What to do:
Can you output the material exactly as written, minus any pictures it holds?

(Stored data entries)
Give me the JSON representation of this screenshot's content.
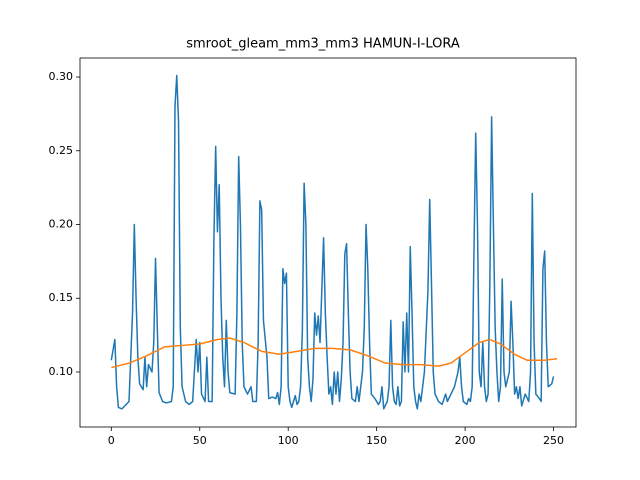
{
  "chart_data": {
    "type": "line",
    "title": "smroot_gleam_mm3_mm3 HAMUN-I-LORA",
    "xlim": [
      -17.7,
      262.7
    ],
    "ylim": [
      0.0627,
      0.3129
    ],
    "xticks": [
      0,
      50,
      100,
      150,
      200,
      250
    ],
    "yticks": [
      {
        "value": 0.1,
        "label": "0.10"
      },
      {
        "value": 0.15,
        "label": "0.15"
      },
      {
        "value": 0.2,
        "label": "0.20"
      },
      {
        "value": 0.25,
        "label": "0.25"
      },
      {
        "value": 0.3,
        "label": "0.30"
      }
    ],
    "series": [
      {
        "color": "#1f77b4",
        "x": [
          0,
          2,
          3,
          4,
          6,
          10,
          12,
          13,
          14,
          15,
          16,
          18,
          19,
          20,
          21,
          23,
          24,
          25,
          26,
          27,
          29,
          31,
          34,
          35,
          36,
          37,
          38,
          39,
          40,
          42,
          44,
          46,
          48,
          49,
          50,
          51,
          53,
          54,
          55,
          57,
          58,
          59,
          60,
          61,
          62,
          63,
          64,
          65,
          66,
          67,
          70,
          71,
          72,
          73,
          74,
          75,
          77,
          79,
          80,
          82,
          83,
          84,
          85,
          86,
          88,
          89,
          91,
          93,
          94,
          95,
          96,
          97,
          98,
          99,
          100,
          101,
          102,
          103,
          104,
          105,
          106,
          107,
          108,
          109,
          110,
          111,
          112,
          113,
          114,
          115,
          116,
          117,
          118,
          120,
          121,
          122,
          123,
          124,
          125,
          126,
          127,
          128,
          129,
          130,
          131,
          132,
          133,
          134,
          135,
          136,
          138,
          139,
          140,
          142,
          143,
          144,
          145,
          146,
          147,
          149,
          151,
          152,
          153,
          154,
          156,
          157,
          158,
          159,
          160,
          161,
          162,
          163,
          164,
          165,
          166,
          167,
          168,
          169,
          170,
          171,
          172,
          173,
          174,
          175,
          176,
          177,
          179,
          180,
          181,
          182,
          183,
          185,
          187,
          189,
          190,
          192,
          194,
          196,
          197,
          198,
          199,
          201,
          202,
          203,
          204,
          205,
          206,
          207,
          208,
          209,
          210,
          211,
          212,
          213,
          214,
          215,
          216,
          217,
          218,
          219,
          220,
          221,
          222,
          223,
          225,
          226,
          227,
          228,
          229,
          230,
          231,
          232,
          234,
          236,
          237,
          238,
          239,
          240,
          242,
          243,
          244,
          245,
          246,
          247,
          249,
          250
        ],
        "values": [
          0.108,
          0.122,
          0.09,
          0.076,
          0.075,
          0.08,
          0.14,
          0.2,
          0.15,
          0.11,
          0.092,
          0.088,
          0.11,
          0.09,
          0.105,
          0.1,
          0.12,
          0.177,
          0.13,
          0.086,
          0.08,
          0.079,
          0.08,
          0.09,
          0.28,
          0.301,
          0.27,
          0.13,
          0.09,
          0.08,
          0.078,
          0.08,
          0.122,
          0.1,
          0.12,
          0.085,
          0.08,
          0.11,
          0.08,
          0.08,
          0.19,
          0.253,
          0.195,
          0.227,
          0.15,
          0.11,
          0.09,
          0.135,
          0.1,
          0.086,
          0.085,
          0.14,
          0.246,
          0.2,
          0.12,
          0.09,
          0.085,
          0.09,
          0.08,
          0.08,
          0.12,
          0.216,
          0.21,
          0.135,
          0.11,
          0.082,
          0.083,
          0.082,
          0.086,
          0.078,
          0.09,
          0.17,
          0.16,
          0.167,
          0.09,
          0.08,
          0.076,
          0.08,
          0.084,
          0.078,
          0.08,
          0.09,
          0.128,
          0.228,
          0.2,
          0.11,
          0.09,
          0.08,
          0.095,
          0.14,
          0.125,
          0.138,
          0.12,
          0.191,
          0.14,
          0.11,
          0.085,
          0.09,
          0.078,
          0.1,
          0.085,
          0.1,
          0.08,
          0.095,
          0.12,
          0.18,
          0.187,
          0.14,
          0.1,
          0.082,
          0.08,
          0.09,
          0.08,
          0.1,
          0.13,
          0.2,
          0.17,
          0.12,
          0.085,
          0.082,
          0.078,
          0.08,
          0.09,
          0.075,
          0.08,
          0.09,
          0.135,
          0.09,
          0.08,
          0.078,
          0.09,
          0.077,
          0.08,
          0.134,
          0.1,
          0.14,
          0.1,
          0.185,
          0.14,
          0.09,
          0.08,
          0.075,
          0.085,
          0.08,
          0.09,
          0.1,
          0.155,
          0.217,
          0.16,
          0.1,
          0.085,
          0.08,
          0.078,
          0.085,
          0.08,
          0.085,
          0.09,
          0.1,
          0.11,
          0.09,
          0.08,
          0.078,
          0.082,
          0.08,
          0.09,
          0.18,
          0.262,
          0.2,
          0.1,
          0.09,
          0.12,
          0.09,
          0.08,
          0.085,
          0.16,
          0.273,
          0.2,
          0.13,
          0.1,
          0.08,
          0.09,
          0.163,
          0.1,
          0.09,
          0.1,
          0.148,
          0.12,
          0.085,
          0.09,
          0.082,
          0.09,
          0.077,
          0.085,
          0.08,
          0.1,
          0.221,
          0.12,
          0.085,
          0.082,
          0.08,
          0.17,
          0.182,
          0.12,
          0.09,
          0.092,
          0.097
        ]
      },
      {
        "color": "#ff7f0e",
        "x": [
          0,
          10,
          20,
          30,
          40,
          50,
          60,
          67,
          75,
          85,
          95,
          105,
          115,
          125,
          135,
          145,
          155,
          165,
          175,
          185,
          192,
          200,
          208,
          214,
          220,
          228,
          235,
          245,
          252
        ],
        "values": [
          0.103,
          0.106,
          0.111,
          0.117,
          0.118,
          0.119,
          0.122,
          0.123,
          0.12,
          0.114,
          0.112,
          0.114,
          0.116,
          0.116,
          0.115,
          0.111,
          0.106,
          0.105,
          0.105,
          0.104,
          0.106,
          0.113,
          0.12,
          0.122,
          0.119,
          0.112,
          0.108,
          0.108,
          0.109
        ]
      }
    ]
  }
}
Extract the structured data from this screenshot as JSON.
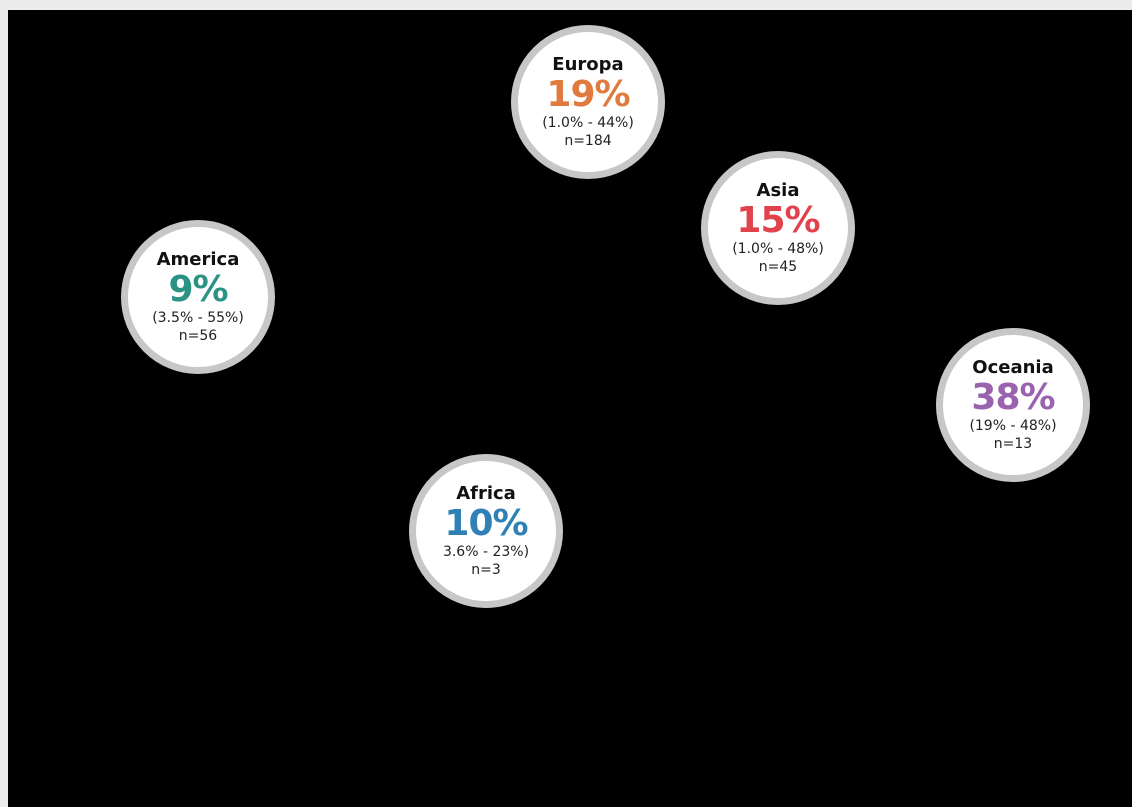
{
  "colors": {
    "background": "#000000",
    "bubble_fill": "#ffffff",
    "bubble_border": "#c7c7c7"
  },
  "regions": {
    "europa": {
      "name": "Europa",
      "pct": "19%",
      "ci": "(1.0% - 44%)",
      "n": "n=184",
      "color": "#e07a3f"
    },
    "asia": {
      "name": "Asia",
      "pct": "15%",
      "ci": "(1.0% - 48%)",
      "n": "n=45",
      "color": "#e0434c"
    },
    "america": {
      "name": "America",
      "pct": "9%",
      "ci": "(3.5% - 55%)",
      "n": "n=56",
      "color": "#2a9384"
    },
    "oceania": {
      "name": "Oceania",
      "pct": "38%",
      "ci": "(19% - 48%)",
      "n": "n=13",
      "color": "#9a63ad"
    },
    "africa": {
      "name": "Africa",
      "pct": "10%",
      "ci": "3.6% - 23%)",
      "n": "n=3",
      "color": "#2f80b5"
    }
  }
}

Task output:
Give me the JSON representation of this screenshot's content.
{
  "chart_data": {
    "type": "line",
    "title": "smroot_gleam_mm3_mm3 HAMUN-I-LORA",
    "xlim": [
      -17.7,
      262.7
    ],
    "ylim": [
      0.0627,
      0.3129
    ],
    "xticks": [
      0,
      50,
      100,
      150,
      200,
      250
    ],
    "yticks": [
      {
        "value": 0.1,
        "label": "0.10"
      },
      {
        "value": 0.15,
        "label": "0.15"
      },
      {
        "value": 0.2,
        "label": "0.20"
      },
      {
        "value": 0.25,
        "label": "0.25"
      },
      {
        "value": 0.3,
        "label": "0.30"
      }
    ],
    "series": [
      {
        "color": "#1f77b4",
        "x": [
          0,
          2,
          3,
          4,
          6,
          10,
          12,
          13,
          14,
          15,
          16,
          18,
          19,
          20,
          21,
          23,
          24,
          25,
          26,
          27,
          29,
          31,
          34,
          35,
          36,
          37,
          38,
          39,
          40,
          42,
          44,
          46,
          48,
          49,
          50,
          51,
          53,
          54,
          55,
          57,
          58,
          59,
          60,
          61,
          62,
          63,
          64,
          65,
          66,
          67,
          70,
          71,
          72,
          73,
          74,
          75,
          77,
          79,
          80,
          82,
          83,
          84,
          85,
          86,
          88,
          89,
          91,
          93,
          94,
          95,
          96,
          97,
          98,
          99,
          100,
          101,
          102,
          103,
          104,
          105,
          106,
          107,
          108,
          109,
          110,
          111,
          112,
          113,
          114,
          115,
          116,
          117,
          118,
          120,
          121,
          122,
          123,
          124,
          125,
          126,
          127,
          128,
          129,
          130,
          131,
          132,
          133,
          134,
          135,
          136,
          138,
          139,
          140,
          142,
          143,
          144,
          145,
          146,
          147,
          149,
          151,
          152,
          153,
          154,
          156,
          157,
          158,
          159,
          160,
          161,
          162,
          163,
          164,
          165,
          166,
          167,
          168,
          169,
          170,
          171,
          172,
          173,
          174,
          175,
          176,
          177,
          179,
          180,
          181,
          182,
          183,
          185,
          187,
          189,
          190,
          192,
          194,
          196,
          197,
          198,
          199,
          201,
          202,
          203,
          204,
          205,
          206,
          207,
          208,
          209,
          210,
          211,
          212,
          213,
          214,
          215,
          216,
          217,
          218,
          219,
          220,
          221,
          222,
          223,
          225,
          226,
          227,
          228,
          229,
          230,
          231,
          232,
          234,
          236,
          237,
          238,
          239,
          240,
          242,
          243,
          244,
          245,
          246,
          247,
          249,
          250
        ],
        "values": [
          0.108,
          0.122,
          0.09,
          0.076,
          0.075,
          0.08,
          0.14,
          0.2,
          0.15,
          0.11,
          0.092,
          0.088,
          0.11,
          0.09,
          0.105,
          0.1,
          0.12,
          0.177,
          0.13,
          0.086,
          0.08,
          0.079,
          0.08,
          0.09,
          0.28,
          0.301,
          0.27,
          0.13,
          0.09,
          0.08,
          0.078,
          0.08,
          0.122,
          0.1,
          0.12,
          0.085,
          0.08,
          0.11,
          0.08,
          0.08,
          0.19,
          0.253,
          0.195,
          0.227,
          0.15,
          0.11,
          0.09,
          0.135,
          0.1,
          0.086,
          0.085,
          0.14,
          0.246,
          0.2,
          0.12,
          0.09,
          0.085,
          0.09,
          0.08,
          0.08,
          0.12,
          0.216,
          0.21,
          0.135,
          0.11,
          0.082,
          0.083,
          0.082,
          0.086,
          0.078,
          0.09,
          0.17,
          0.16,
          0.167,
          0.09,
          0.08,
          0.076,
          0.08,
          0.084,
          0.078,
          0.08,
          0.09,
          0.128,
          0.228,
          0.2,
          0.11,
          0.09,
          0.08,
          0.095,
          0.14,
          0.125,
          0.138,
          0.12,
          0.191,
          0.14,
          0.11,
          0.085,
          0.09,
          0.078,
          0.1,
          0.085,
          0.1,
          0.08,
          0.095,
          0.12,
          0.18,
          0.187,
          0.14,
          0.1,
          0.082,
          0.08,
          0.09,
          0.08,
          0.1,
          0.13,
          0.2,
          0.17,
          0.12,
          0.085,
          0.082,
          0.078,
          0.08,
          0.09,
          0.075,
          0.08,
          0.09,
          0.135,
          0.09,
          0.08,
          0.078,
          0.09,
          0.077,
          0.08,
          0.134,
          0.1,
          0.14,
          0.1,
          0.185,
          0.14,
          0.09,
          0.08,
          0.075,
          0.085,
          0.08,
          0.09,
          0.1,
          0.155,
          0.217,
          0.16,
          0.1,
          0.085,
          0.08,
          0.078,
          0.085,
          0.08,
          0.085,
          0.09,
          0.1,
          0.11,
          0.09,
          0.08,
          0.078,
          0.082,
          0.08,
          0.09,
          0.18,
          0.262,
          0.2,
          0.1,
          0.09,
          0.12,
          0.09,
          0.08,
          0.085,
          0.16,
          0.273,
          0.2,
          0.13,
          0.1,
          0.08,
          0.09,
          0.163,
          0.1,
          0.09,
          0.1,
          0.148,
          0.12,
          0.085,
          0.09,
          0.082,
          0.09,
          0.077,
          0.085,
          0.08,
          0.1,
          0.221,
          0.12,
          0.085,
          0.082,
          0.08,
          0.17,
          0.182,
          0.12,
          0.09,
          0.092,
          0.097
        ]
      },
      {
        "color": "#ff7f0e",
        "x": [
          0,
          10,
          20,
          30,
          40,
          50,
          60,
          67,
          75,
          85,
          95,
          105,
          115,
          125,
          135,
          145,
          155,
          165,
          175,
          185,
          192,
          200,
          208,
          214,
          220,
          228,
          235,
          245,
          252
        ],
        "values": [
          0.103,
          0.106,
          0.111,
          0.117,
          0.118,
          0.119,
          0.122,
          0.123,
          0.12,
          0.114,
          0.112,
          0.114,
          0.116,
          0.116,
          0.115,
          0.111,
          0.106,
          0.105,
          0.105,
          0.104,
          0.106,
          0.113,
          0.12,
          0.122,
          0.119,
          0.112,
          0.108,
          0.108,
          0.109
        ]
      }
    ]
  }
}
Extract the structured data from this screenshot as JSON.
{
  "colors": {
    "background": "#000000",
    "bubble_fill": "#ffffff",
    "bubble_border": "#c7c7c7"
  },
  "regions": {
    "europa": {
      "name": "Europa",
      "pct": "19%",
      "ci": "(1.0% - 44%)",
      "n": "n=184",
      "color": "#e07a3f"
    },
    "asia": {
      "name": "Asia",
      "pct": "15%",
      "ci": "(1.0% - 48%)",
      "n": "n=45",
      "color": "#e0434c"
    },
    "america": {
      "name": "America",
      "pct": "9%",
      "ci": "(3.5% - 55%)",
      "n": "n=56",
      "color": "#2a9384"
    },
    "oceania": {
      "name": "Oceania",
      "pct": "38%",
      "ci": "(19% - 48%)",
      "n": "n=13",
      "color": "#9a63ad"
    },
    "africa": {
      "name": "Africa",
      "pct": "10%",
      "ci": "3.6% - 23%)",
      "n": "n=3",
      "color": "#2f80b5"
    }
  }
}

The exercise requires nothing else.